Only this time, we’re going for a spicy fried treat.  We’re heading to a bak fritay. But not just any bak. Not your typical one at least. We won’t be having griyo ak bannann peze, if that’s what you’re thinking. We’re kicking things up a notch. We’re going for a taste of the ocean instead.

We’re having fried shrimp, fried pressed plantains and pikliz.

Just like I used to when I was simply a school girl in uniform. And we are getting it from a street merchant at Kafou Tifou. She’s sitting right at the left corner of the intersection. On her legs, a pink cuvette – or at least that’s the color I have committed to memory. The container is filled with flour. I am assuming there’s seasoning in that flour. But I have no way to confirm it.

I have always watched her from afar. She dips the shrimp one by one in that flour mixture before dropping them in some sizzling hot oil. She stuffs the fried shrimp in a tiny brown bag along with some fried pressed plantains and a lot of pikliz.

This Haitian pikliz, hot spicy slaw, is the perfect complement to fried foods. | tchakayiti.com

That bag will soon make its way to me and my happy belly.

My mom’s office messenger will bring it to us.  I won’t be eating it alone. I will be sharing it with a few other people from my mother’s office. The minute we receive the bag, we will tear it open and lay it flat on a desk. It will be a race for whom will eat the most shrimp before it is all gone. After all, we are at least five in that office for that one brown bag. And, we’ve only ordered a dozen or two.  But we will make it work, even if that means it will all disappear in a matter of seconds.  Those few seconds will be worth it. They will be heavenly.

I can’t remember the last time I have had fried shrimp from that street merchant. My mom just confirmed that she still has her bak at the same location. A friend still sends for some from time to time. I wish I was in her shoes. Unfortunately, I work about 45 minutes away from that location. To console myself, I have attempted to replicate her recipe. And I must say I am pretty close.

This fried shrimp recipe is an attempt to replicate the ones I grew up eating from a street merchant in Haiti. They were a pure delight. | tchakayiti.com

I do know, however, that that merchant will forever hold the secret to those fried shrimp.

__Material supplied__:
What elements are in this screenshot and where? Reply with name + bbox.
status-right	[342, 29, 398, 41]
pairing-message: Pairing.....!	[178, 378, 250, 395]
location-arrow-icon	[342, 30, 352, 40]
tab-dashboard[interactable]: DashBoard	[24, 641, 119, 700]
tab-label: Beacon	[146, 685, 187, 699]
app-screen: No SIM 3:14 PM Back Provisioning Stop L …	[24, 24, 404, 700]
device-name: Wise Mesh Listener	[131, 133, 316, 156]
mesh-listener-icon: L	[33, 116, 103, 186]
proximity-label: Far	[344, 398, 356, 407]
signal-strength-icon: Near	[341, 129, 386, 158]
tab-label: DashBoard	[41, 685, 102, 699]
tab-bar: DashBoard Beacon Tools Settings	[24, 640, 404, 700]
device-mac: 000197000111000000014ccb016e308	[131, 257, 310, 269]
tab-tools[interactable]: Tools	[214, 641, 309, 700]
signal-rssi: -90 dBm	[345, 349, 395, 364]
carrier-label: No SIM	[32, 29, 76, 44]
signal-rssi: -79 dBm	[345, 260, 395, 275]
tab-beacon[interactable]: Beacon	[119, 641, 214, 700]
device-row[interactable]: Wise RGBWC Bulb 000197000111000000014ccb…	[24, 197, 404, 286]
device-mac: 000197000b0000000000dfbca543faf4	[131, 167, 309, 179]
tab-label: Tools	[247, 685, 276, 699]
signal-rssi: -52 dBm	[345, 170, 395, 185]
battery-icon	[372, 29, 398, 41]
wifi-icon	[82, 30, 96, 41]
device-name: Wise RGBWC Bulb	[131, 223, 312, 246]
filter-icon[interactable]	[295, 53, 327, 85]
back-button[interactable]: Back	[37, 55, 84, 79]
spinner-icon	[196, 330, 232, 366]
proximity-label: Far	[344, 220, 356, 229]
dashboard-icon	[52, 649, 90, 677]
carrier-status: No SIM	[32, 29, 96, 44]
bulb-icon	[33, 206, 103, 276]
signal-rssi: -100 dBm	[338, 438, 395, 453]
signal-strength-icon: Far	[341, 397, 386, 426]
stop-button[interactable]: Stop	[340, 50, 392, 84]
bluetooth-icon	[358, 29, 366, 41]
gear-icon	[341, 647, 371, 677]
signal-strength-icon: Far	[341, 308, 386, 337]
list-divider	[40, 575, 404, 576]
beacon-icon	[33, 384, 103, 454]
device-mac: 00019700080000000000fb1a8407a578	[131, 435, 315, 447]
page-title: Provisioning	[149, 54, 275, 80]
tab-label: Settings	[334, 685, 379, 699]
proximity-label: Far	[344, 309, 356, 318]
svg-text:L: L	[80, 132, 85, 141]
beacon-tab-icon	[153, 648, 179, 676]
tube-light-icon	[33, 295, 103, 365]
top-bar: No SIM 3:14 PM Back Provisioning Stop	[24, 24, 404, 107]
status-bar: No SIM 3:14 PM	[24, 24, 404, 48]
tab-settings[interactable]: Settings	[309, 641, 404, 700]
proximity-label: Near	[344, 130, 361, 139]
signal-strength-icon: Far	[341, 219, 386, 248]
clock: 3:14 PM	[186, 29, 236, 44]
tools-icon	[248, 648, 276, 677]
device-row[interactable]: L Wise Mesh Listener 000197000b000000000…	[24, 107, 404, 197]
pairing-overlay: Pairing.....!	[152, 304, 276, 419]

__Tasks to perform__:
[A] Reproduce the passage about fried shrimp word for word, from "This Haitian pikliz, hot" to "will be heavenly.", including both ends.
[B] Write out the records word for word, from their first line through the line containing "685, 187, 699]", including both of those lines.

__Full solutions__:
[A]
This Haitian pikliz, hot spicy slaw, is the perfect complement to fried foods. | tchakayiti.com

That bag will soon make its way to me and my happy belly.

My mom’s office messenger will bring it to us.  I won’t be eating it alone. I will be sharing it with a few other people from my mother’s office. The minute we receive the bag, we will tear it open and lay it flat on a desk. It will be a race for whom will eat the most shrimp before it is all gone. After all, we are at least five in that office for that one brown bag. And, we’ve only ordered a dozen or two.  But we will make it work, even if that means it will all disappear in a matter of seconds.  Those few seconds will be worth it. They will be heavenly.

[B]
What elements are in this screenshot and where? Reply with name + bbox.
status-right	[342, 29, 398, 41]
pairing-message: Pairing.....!	[178, 378, 250, 395]
location-arrow-icon	[342, 30, 352, 40]
tab-dashboard[interactable]: DashBoard	[24, 641, 119, 700]
tab-label: Beacon	[146, 685, 187, 699]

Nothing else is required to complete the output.